> EXERCISE DESCRIPTION:
Give only the number of lines in these records that contain the word "height".

[Saved data entries]

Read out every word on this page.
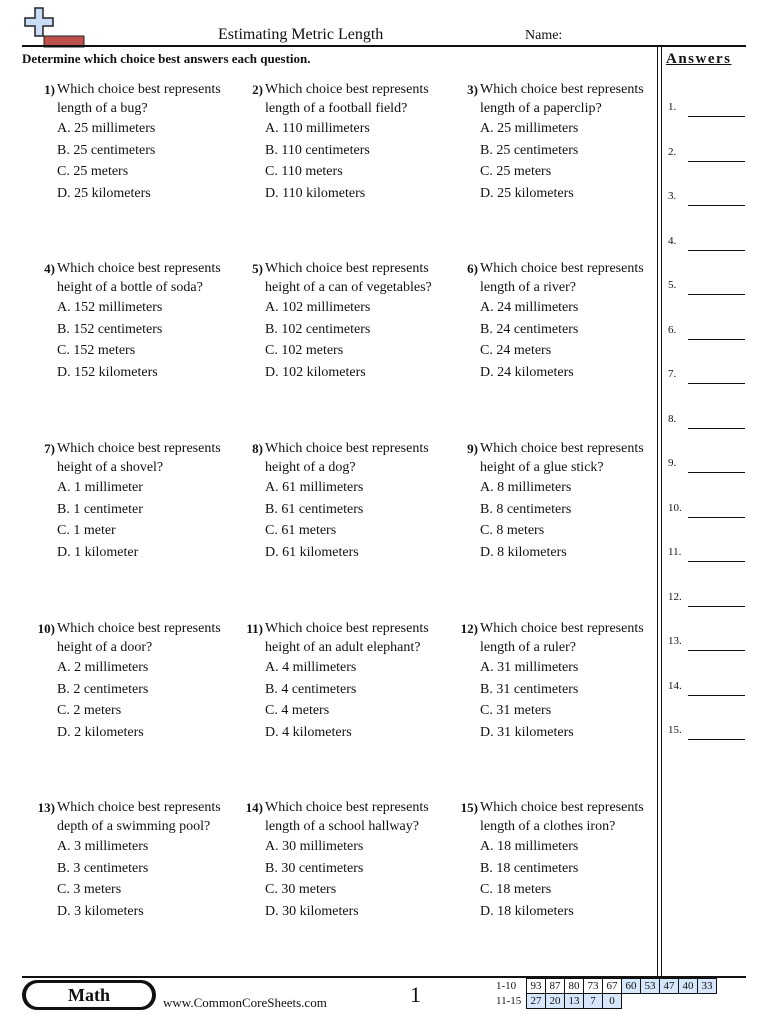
Estimating Metric Length	Name:
Determine which choice best answers each question.	Answers
1.
2.
3.
4.
5.
6.
7.
8.
9.
10.
11.
12.
13.
14.
15.
1) Which choice best represents length of a bug?
A. 25 millimeters
B. 25 centimeters
C. 25 meters
D. 25 kilometers
2) Which choice best represents length of a football field?
A. 110 millimeters
B. 110 centimeters
C. 110 meters
D. 110 kilometers
3) Which choice best represents length of a paperclip?
A. 25 millimeters
B. 25 centimeters
C. 25 meters
D. 25 kilometers
4) Which choice best represents height of a bottle of soda?
A. 152 millimeters
B. 152 centimeters
C. 152 meters
D. 152 kilometers
5) Which choice best represents height of a can of vegetables?
A. 102 millimeters
B. 102 centimeters
C. 102 meters
D. 102 kilometers
6) Which choice best represents length of a river?
A. 24 millimeters
B. 24 centimeters
C. 24 meters
D. 24 kilometers
7) Which choice best represents height of a shovel?
A. 1 millimeter
B. 1 centimeter
C. 1 meter
D. 1 kilometer
8) Which choice best represents height of a dog?
A. 61 millimeters
B. 61 centimeters
C. 61 meters
D. 61 kilometers
9) Which choice best represents height of a glue stick?
A. 8 millimeters
B. 8 centimeters
C. 8 meters
D. 8 kilometers
10) Which choice best represents height of a door?
A. 2 millimeters
B. 2 centimeters
C. 2 meters
D. 2 kilometers
11) Which choice best represents height of an adult elephant?
A. 4 millimeters
B. 4 centimeters
C. 4 meters
D. 4 kilometers
12) Which choice best represents length of a ruler?
A. 31 millimeters
B. 31 centimeters
C. 31 meters
D. 31 kilometers
13) Which choice best represents depth of a swimming pool?
A. 3 millimeters
B. 3 centimeters
C. 3 meters
D. 3 kilometers
14) Which choice best represents length of a school hallway?
A. 30 millimeters
B. 30 centimeters
C. 30 meters
D. 30 kilometers
15) Which choice best represents length of a clothes iron?
A. 18 millimeters
B. 18 centimeters
C. 18 meters
D. 18 kilometers
Math	www.CommonCoreSheets.com	1	1-10	93	87	80	73	67	60	53	47	40	33
11-15	27	20	13	7	0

> FULL SOLUTION:
7